* PROBLEM TO SOLVE *
Take the records below and extract, word for word, the lines from the one containing "Transcribe the text in this document." through the final line, inclusive. Omit pictures.
_ _ _ _ _ _ _
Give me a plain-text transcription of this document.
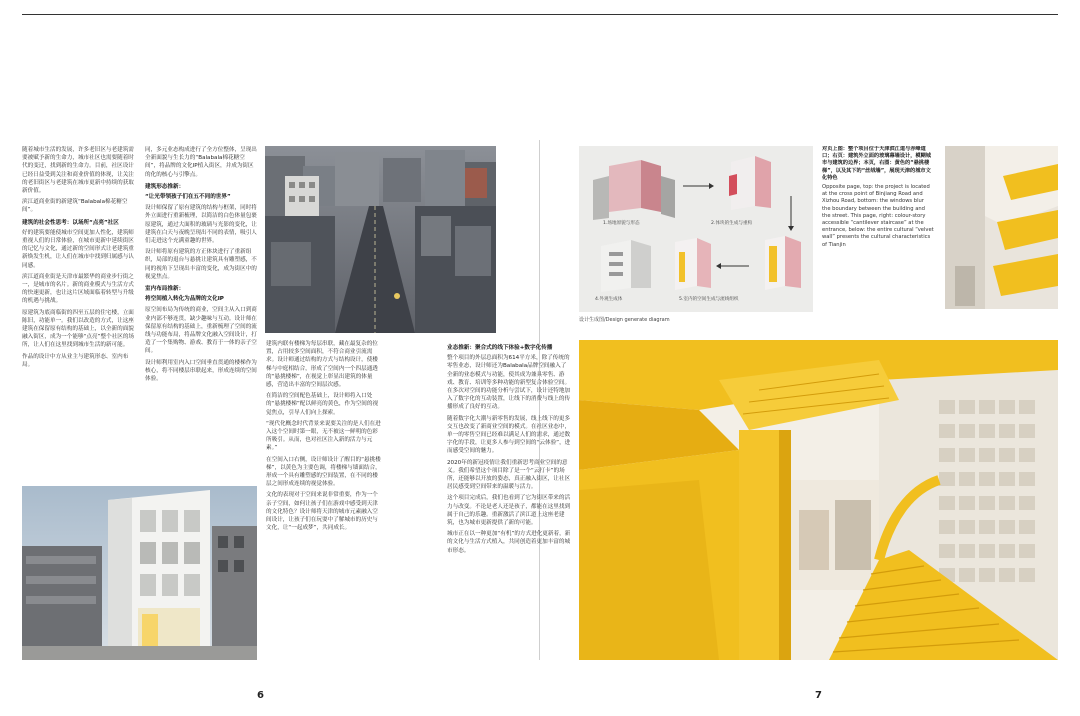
随着城市生活的发展，许多老旧区与老建筑需要被赋予新的生命力，城市社区也需要随着时代的变迁，找到新的生命力。目前，社区设计已经日益受到关注和商业价值的体现，让关注的老旧街区与老建筑在城市更新中持续的获取新价值。

滨江道商业街的新建筑“Balabala棉花糖空间”。

建筑的社会性思考：以场所“点亮”社区

好的建筑要能使城市空间更加人性化，建筑师重视人们的日常体验，在城市更新中延续街区的记忆与文化，通过新的空间形式让老建筑重新焕发生机，让人们在城市中找到归属感与认同感。

滨江道商业街是天津市最繁华的商业步行街之一，是城市的名片。新的商业模式与生活方式的快速更新，也让这片区域面临着转型与升级的机遇与挑战。

原建筑为底商临街的四至五层的住宅楼，立面陈旧，功能单一。我们以改造的方式，让这座建筑在保留原有结构的基础上，以全新的面貌融入街区，成为一个能够“点亮”整个社区的场所，让人们在这里找到城市生活的新可能。

作品的设计中方从业主与建筑形态、室内布局。

同，多元业态构成进行了全方位整体，呈现出全新面貌与生长力的“Balabala棉花糖空间”，将品牌的文化IP植入街区，并成为街区的化的核心与引擎点。

建筑形态推新：

“让光带领孩子们在五不同的世界”

设计师保留了原有建筑的结构与框架，同时将外立面进行重新梳理，以简洁的白色体量包裹原建筑，通过大面积的玻璃与光影的变化，让建筑在白天与夜晚呈现出不同的表情，吸引人们走进这个充满童趣的世界。

设计师将原有建筑的方正体块进行了重新组织，局部的退台与悬挑让建筑具有雕塑感，不同的视角下呈现出丰富的变化，成为街区中的视觉焦点。

室内布局推新：

将空间植入转化为品牌的文化IP

原空间布局为传统的商业，空间主从入口到商业内部不够连贯，缺少趣味与互动。设计师在保留原有结构的基础上，重新梳理了空间的流线与功能布局，将品牌文化融入空间设计，打造了一个集购物、游戏、教育于一体的亲子空间。

设计师利用室内入口空间垂直贯通的楼梯作为核心，将不同楼层串联起来，形成连续的空间体验。

建筑内联有楼梯为每层串联，藏在最复杂的位置，占用较多空间面积，不符合商业引流需求。设计师通过结构的方式与结构设计，使楼梯与中庭相结合，形成了空间内一个四层通透的“悬挑楼梯”，在视觉上彰显出建筑的体量感，营造出丰富的空间层次感。

在简洁的空间配色基础上，设计师将入口处的“悬挑楼梯”配以鲜亮的黄色，作为空间的视觉焦点，引导人们向上探索。

“现代化概念时代背景来说要关注的是人们在进入这个空间时第一眼，无不被这一鲜明的色彩所吸引。从而，也对社区注入新的活力与元素。”

在空间入口右侧，设计师设计了醒目的“悬挑楼梯”，以黄色为主要色调，将楼梯与墙面结合，形成一个具有雕塑感的空间装置，在不同的楼层之间形成连续的视觉体验。

文化的表现对于空间来说非常重要，作为一个亲子空间，如何让孩子们在游戏中感受到天津的文化特色？设计师将天津的城市元素融入空间设计，让孩子们在玩耍中了解城市的历史与文化，让“一起成梦”，共同成长。

6
1.场地原貌与形态	2.体块的生成与重构
4.外观生成体	5.室内的空间生成与流线组织
设计生成图/Design generate diagram
对页上图：整个项目位于天津滨江道与赤峰道口；右页：建筑外立面的玻璃幕墙设计，模糊城市与建筑的边界；本页，右图：黄色的“悬挑楼梯”，以及其下的“丝绒墙”，展现天津的城市文化特色
Opposite page, top: the project is located at the cross point of Binjiang Road and Xizhou Road, bottom: the windows blur the boundary between the building and the street. This page, right: colour-story accessible “cantilever staircase” at the entrance, below: the entire cultural “velvet wall” presents the cultural characteristics of Tianjin

业态推新：聚合式的线下体验+数字化传播

整个项目的外层总面积为614平方米，除了传统的零售业态，设计师还为Balabala品牌空间融入了全新的业态模式与功能，使其成为兼具零售、游戏、教育、培训等多种功能的新型复合体验空间。在多次对空间的功能分析与尝试下，设计还特地加入了数字化的互动装置，让线下的消费与线上的传播形成了良好的互动。

随着数字化大潮与新零售的发展，线上线下的更多交互也改变了新商业空间的模式。在社区业态中，单一的零售空间已经难以满足人们的需求，通过数字化的手段，让更多人参与到空间的“云体验”，进而感受空间的魅力。

2020年的新冠疫情让我们重新思考商业空间的意义。我们希望这个项目除了是一个“云打卡”的场所，还能够以开放的姿态，真正融入街区，让社区居民感受到空间带来的温暖与活力。

这个项目完成后，我们也看到了它为街区带来的活力与改变。不论是老人还是孩子，都能在这里找到属于自己的乐趣。重新激活了滨江道上这座老建筑，也为城市更新提供了新的可能。

城市正在以一种更加“有机”的方式进化更新着，新的文化与生活方式植入，共同创造着更加丰富的城市形态。

7
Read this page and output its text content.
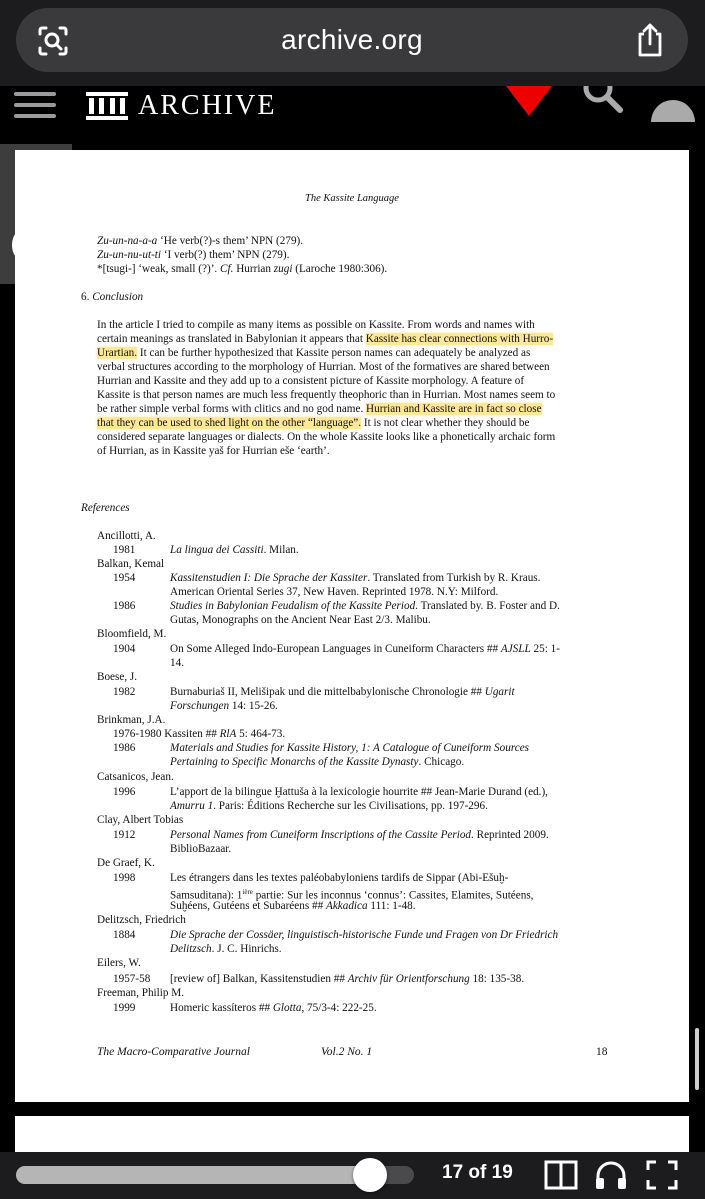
archive.org
ARCHIVE
The Kassite Language
Zu-un-na-a-a ‘He verb(?)-s them’ NPN (279).
Zu-un-nu-ut-ti ‘I verb(?) them’ NPN (279).
*[tsugi-] ‘weak, small (?)’. Cf. Hurrian zugi (Laroche 1980:306).
6. Conclusion
In the article I tried to compile as many items as possible on Kassite. From words and names with
certain meanings as translated in Babylonian it appears that Kassite has clear connections with Hurro-
Urartian. It can be further hypothesized that Kassite person names can adequately be analyzed as
verbal structures according to the morphology of Hurrian. Most of the formatives are shared between
Hurrian and Kassite and they add up to a consistent picture of Kassite morphology. A feature of
Kassite is that person names are much less frequently theophoric than in Hurrian. Most names seem to
be rather simple verbal forms with clitics and no god name. Hurrian and Kassite are in fact so close
that they can be used to shed light on the other “language”. It is not clear whether they should be
considered separate languages or dialects. On the whole Kassite looks like a phonetically archaic form
of Hurrian, as in Kassite yaš for Hurrian eše ‘earth’.
References
Ancillotti, A.
1981	La lingua dei Cassiti. Milan.
Balkan, Kemal
1954	Kassitenstudien I: Die Sprache der Kassiter. Translated from Turkish by R. Kraus.
American Oriental Series 37, New Haven. Reprinted 1978. N.Y: Milford.
1986	Studies in Babylonian Feudalism of the Kassite Period. Translated by. B. Foster and D.
Gutas, Monographs on the Ancient Near East 2/3. Malibu.
Bloomfield, M.
1904	On Some Alleged Indo-European Languages in Cuneiform Characters ## AJSLL 25: 1-
14.
Boese, J.
1982	Burnaburiaš II, Melišipak und die mittelbabylonische Chronologie ## Ugarit
Forschungen 14: 15-26.
Brinkman, J.A.
1976-1980 Kassiten ## RlA 5: 464-73.
1986	Materials and Studies for Kassite History, 1: A Catalogue of Cuneiform Sources
Pertaining to Specific Monarchs of the Kassite Dynasty. Chicago.
Catsanicos, Jean.
1996	L’apport de la bilingue Ḫattuša à la lexicologie hourrite ## Jean-Marie Durand (ed.),
Amurru 1. Paris: Éditions Recherche sur les Civilisations, pp. 197-296.
Clay, Albert Tobias
1912	Personal Names from Cuneiform Inscriptions of the Cassite Period. Reprinted 2009.
BiblioBazaar.
De Graef, K.
1998	Les étrangers dans les textes paléobabyloniens tardifs de Sippar (Abi-Ešuḫ-
Samsuditana): $1^{ière}$ partie: Sur les inconnus ‘connus’: Cassites, Elamites, Sutéens,
Suḫéens, Gutéens et Subaréens ## Akkadica 111: 1-48.
Delitzsch, Friedrich
1884	Die Sprache der Cossäer, linguistisch-historische Funde und Fragen von Dr Friedrich
Delitzsch. J. C. Hinrichs.
Eilers, W.
1957-58 [review of] Balkan, Kassitenstudien ## Archiv für Orientforschung 18: 135-38.
Freeman, Philip M.
1999	Homeric kassíteros ## Glotta, 75/3-4: 222-25.
The Macro-Comparative Journal	Vol.2 No. 1	18
17 of 19
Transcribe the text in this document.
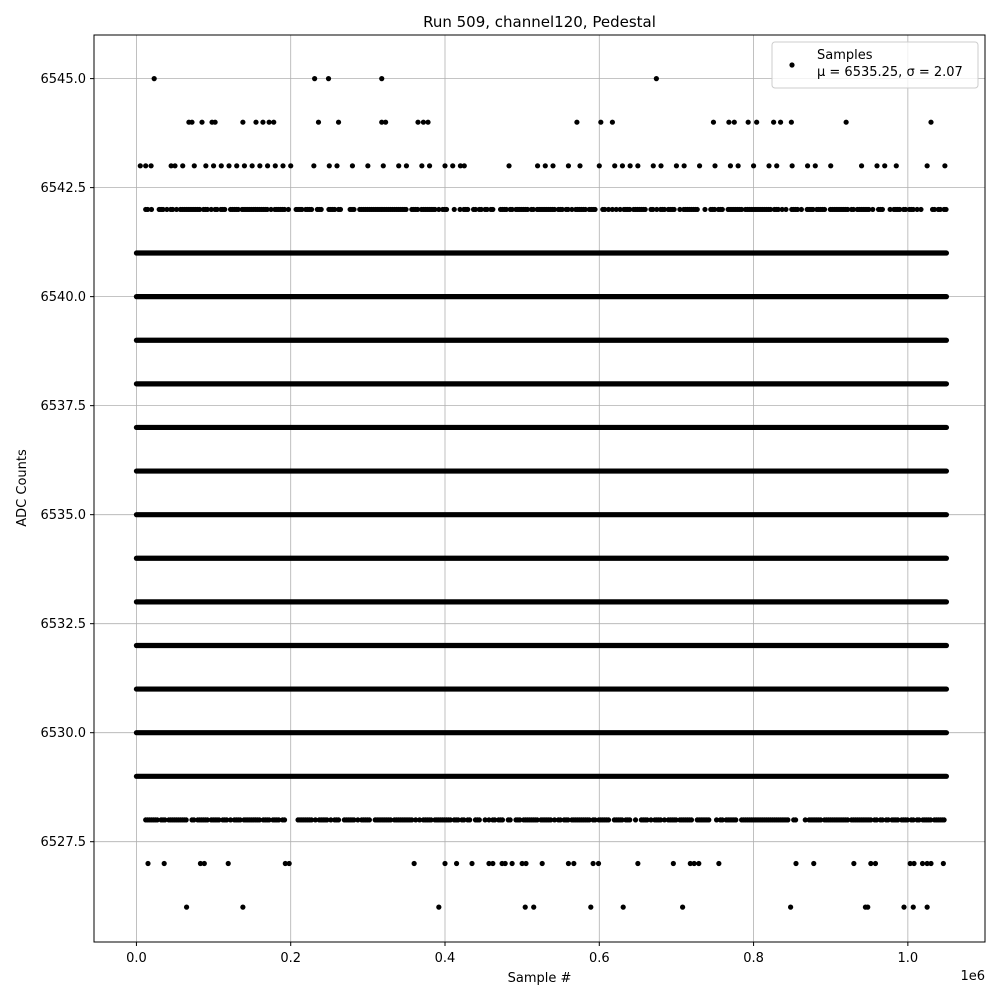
0.0	0.2	0.4	0.6	0.8	1.0
6527.5
6530.0
6532.5
6535.0
6537.5
6540.0
6542.5
6545.0
Run 509, channel120, Pedestal
Sample #
ADC Counts
1e6
Samples
μ = 6535.25, σ = 2.07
_ _ _ _ _ _ _
* SOLUTION TO THIS TASK *
Transcribe the text in this document.
0.0	0.2	0.4	0.6	0.8	1.0
6527.5
6530.0
6532.5
6535.0
6537.5
6540.0
6542.5
6545.0
Run 509, channel120, Pedestal
Sample #
ADC Counts
1e6
Samples
μ = 6535.25, σ = 2.07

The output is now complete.